┌─ DATA PROVIDED
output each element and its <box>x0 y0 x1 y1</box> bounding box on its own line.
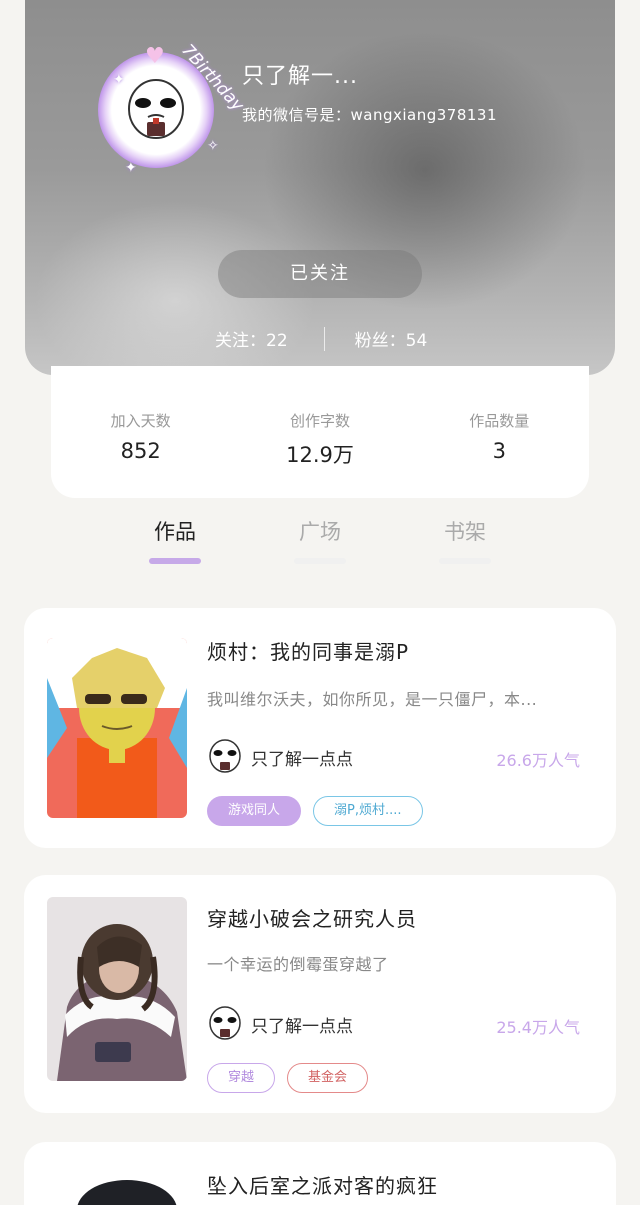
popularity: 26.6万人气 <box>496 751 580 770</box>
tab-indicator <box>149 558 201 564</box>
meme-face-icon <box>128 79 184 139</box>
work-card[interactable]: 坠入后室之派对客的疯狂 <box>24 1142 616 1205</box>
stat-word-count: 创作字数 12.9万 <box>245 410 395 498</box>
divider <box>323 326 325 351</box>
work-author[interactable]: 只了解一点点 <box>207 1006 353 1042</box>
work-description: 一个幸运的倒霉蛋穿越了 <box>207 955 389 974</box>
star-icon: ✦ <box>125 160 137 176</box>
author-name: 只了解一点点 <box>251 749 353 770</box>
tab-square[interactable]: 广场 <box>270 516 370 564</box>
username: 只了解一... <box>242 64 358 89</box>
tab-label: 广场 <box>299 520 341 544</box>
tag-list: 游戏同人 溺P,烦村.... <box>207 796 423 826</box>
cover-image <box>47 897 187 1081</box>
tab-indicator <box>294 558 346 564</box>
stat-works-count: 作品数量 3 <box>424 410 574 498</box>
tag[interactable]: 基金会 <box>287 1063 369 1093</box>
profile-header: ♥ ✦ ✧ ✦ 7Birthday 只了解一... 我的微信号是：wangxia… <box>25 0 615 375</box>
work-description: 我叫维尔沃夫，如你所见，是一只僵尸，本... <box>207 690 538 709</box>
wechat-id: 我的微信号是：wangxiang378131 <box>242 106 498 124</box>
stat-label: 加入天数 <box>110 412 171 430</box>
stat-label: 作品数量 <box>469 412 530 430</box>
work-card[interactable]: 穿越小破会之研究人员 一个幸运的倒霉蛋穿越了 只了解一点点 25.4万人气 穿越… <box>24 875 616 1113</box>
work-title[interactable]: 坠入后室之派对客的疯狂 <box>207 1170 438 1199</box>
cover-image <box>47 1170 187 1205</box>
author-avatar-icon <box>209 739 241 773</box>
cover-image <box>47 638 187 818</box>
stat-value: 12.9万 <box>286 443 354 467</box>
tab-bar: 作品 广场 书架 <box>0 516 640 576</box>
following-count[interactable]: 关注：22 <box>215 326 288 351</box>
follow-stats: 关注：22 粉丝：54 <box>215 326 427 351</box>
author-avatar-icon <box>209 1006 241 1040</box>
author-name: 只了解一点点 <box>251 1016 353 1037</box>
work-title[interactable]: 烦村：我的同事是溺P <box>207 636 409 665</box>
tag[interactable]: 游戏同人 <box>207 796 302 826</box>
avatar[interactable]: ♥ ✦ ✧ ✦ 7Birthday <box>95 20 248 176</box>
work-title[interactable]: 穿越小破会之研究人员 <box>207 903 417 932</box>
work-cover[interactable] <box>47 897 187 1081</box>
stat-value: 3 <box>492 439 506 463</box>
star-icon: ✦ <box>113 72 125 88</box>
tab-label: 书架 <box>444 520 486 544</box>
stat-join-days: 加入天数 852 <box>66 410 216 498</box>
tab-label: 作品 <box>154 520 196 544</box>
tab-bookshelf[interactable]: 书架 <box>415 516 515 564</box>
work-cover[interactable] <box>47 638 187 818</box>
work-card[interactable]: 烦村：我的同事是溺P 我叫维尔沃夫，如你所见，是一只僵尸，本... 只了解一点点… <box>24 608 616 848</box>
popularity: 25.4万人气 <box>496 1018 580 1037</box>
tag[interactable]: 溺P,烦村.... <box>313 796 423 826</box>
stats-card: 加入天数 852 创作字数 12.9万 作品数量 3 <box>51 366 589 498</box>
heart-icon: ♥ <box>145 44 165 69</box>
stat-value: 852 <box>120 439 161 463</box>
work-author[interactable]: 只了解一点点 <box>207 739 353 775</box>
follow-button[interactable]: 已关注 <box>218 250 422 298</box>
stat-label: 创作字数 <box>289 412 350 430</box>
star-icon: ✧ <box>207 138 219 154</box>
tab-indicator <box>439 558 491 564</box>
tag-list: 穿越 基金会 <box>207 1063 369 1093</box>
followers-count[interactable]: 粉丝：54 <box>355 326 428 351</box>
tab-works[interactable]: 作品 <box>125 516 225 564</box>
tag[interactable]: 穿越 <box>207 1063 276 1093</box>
└─
### YOUR OBJECTIVE
Output every line of the material above word for word, leaving out the picture.

### ANSWER
output each element and its <box>x0 y0 x1 y1</box> bounding box on its own line.
popularity: 26.6万人气 <box>496 751 580 770</box>
tab-indicator <box>149 558 201 564</box>
meme-face-icon <box>128 79 184 139</box>
work-card[interactable]: 坠入后室之派对客的疯狂 <box>24 1142 616 1205</box>
stat-word-count: 创作字数 12.9万 <box>245 410 395 498</box>
divider <box>323 326 325 351</box>
work-author[interactable]: 只了解一点点 <box>207 1006 353 1042</box>
work-description: 一个幸运的倒霉蛋穿越了 <box>207 955 389 974</box>
star-icon: ✦ <box>125 160 137 176</box>
author-name: 只了解一点点 <box>251 749 353 770</box>
tab-square[interactable]: 广场 <box>270 516 370 564</box>
username: 只了解一... <box>242 64 358 89</box>
tab-label: 广场 <box>299 520 341 544</box>
tag-list: 游戏同人 溺P,烦村.... <box>207 796 423 826</box>
cover-image <box>47 897 187 1081</box>
tab-indicator <box>294 558 346 564</box>
stat-works-count: 作品数量 3 <box>424 410 574 498</box>
tag[interactable]: 基金会 <box>287 1063 369 1093</box>
profile-header: ♥ ✦ ✧ ✦ 7Birthday 只了解一... 我的微信号是：wangxia… <box>25 0 615 375</box>
work-description: 我叫维尔沃夫，如你所见，是一只僵尸，本... <box>207 690 538 709</box>
wechat-id: 我的微信号是：wangxiang378131 <box>242 106 498 124</box>
stat-label: 加入天数 <box>110 412 171 430</box>
stat-label: 作品数量 <box>469 412 530 430</box>
work-card[interactable]: 穿越小破会之研究人员 一个幸运的倒霉蛋穿越了 只了解一点点 25.4万人气 穿越… <box>24 875 616 1113</box>
work-title[interactable]: 坠入后室之派对客的疯狂 <box>207 1170 438 1199</box>
cover-image <box>47 1170 187 1205</box>
author-avatar-icon <box>209 739 241 773</box>
cover-image <box>47 638 187 818</box>
stat-value: 12.9万 <box>286 443 354 467</box>
tab-bar: 作品 广场 书架 <box>0 516 640 576</box>
following-count[interactable]: 关注：22 <box>215 326 288 351</box>
follow-stats: 关注：22 粉丝：54 <box>215 326 427 351</box>
author-avatar-icon <box>209 1006 241 1040</box>
author-name: 只了解一点点 <box>251 1016 353 1037</box>
work-title[interactable]: 烦村：我的同事是溺P <box>207 636 409 665</box>
tag[interactable]: 游戏同人 <box>207 796 302 826</box>
avatar[interactable]: ♥ ✦ ✧ ✦ 7Birthday <box>95 20 248 176</box>
work-title[interactable]: 穿越小破会之研究人员 <box>207 903 417 932</box>
work-cover[interactable] <box>47 897 187 1081</box>
stat-value: 3 <box>492 439 506 463</box>
star-icon: ✦ <box>113 72 125 88</box>
tab-label: 书架 <box>444 520 486 544</box>
stat-join-days: 加入天数 852 <box>66 410 216 498</box>
tab-label: 作品 <box>154 520 196 544</box>
tab-bookshelf[interactable]: 书架 <box>415 516 515 564</box>
work-cover[interactable] <box>47 638 187 818</box>
work-card[interactable]: 烦村：我的同事是溺P 我叫维尔沃夫，如你所见，是一只僵尸，本... 只了解一点点… <box>24 608 616 848</box>
popularity: 25.4万人气 <box>496 1018 580 1037</box>
tag[interactable]: 溺P,烦村.... <box>313 796 423 826</box>
stats-card: 加入天数 852 创作字数 12.9万 作品数量 3 <box>51 366 589 498</box>
heart-icon: ♥ <box>145 44 165 69</box>
stat-value: 852 <box>120 439 161 463</box>
work-author[interactable]: 只了解一点点 <box>207 739 353 775</box>
follow-button[interactable]: 已关注 <box>218 250 422 298</box>
stat-label: 创作字数 <box>289 412 350 430</box>
star-icon: ✧ <box>207 138 219 154</box>
tab-indicator <box>439 558 491 564</box>
tag-list: 穿越 基金会 <box>207 1063 369 1093</box>
followers-count[interactable]: 粉丝：54 <box>355 326 428 351</box>
tab-works[interactable]: 作品 <box>125 516 225 564</box>
tag[interactable]: 穿越 <box>207 1063 276 1093</box>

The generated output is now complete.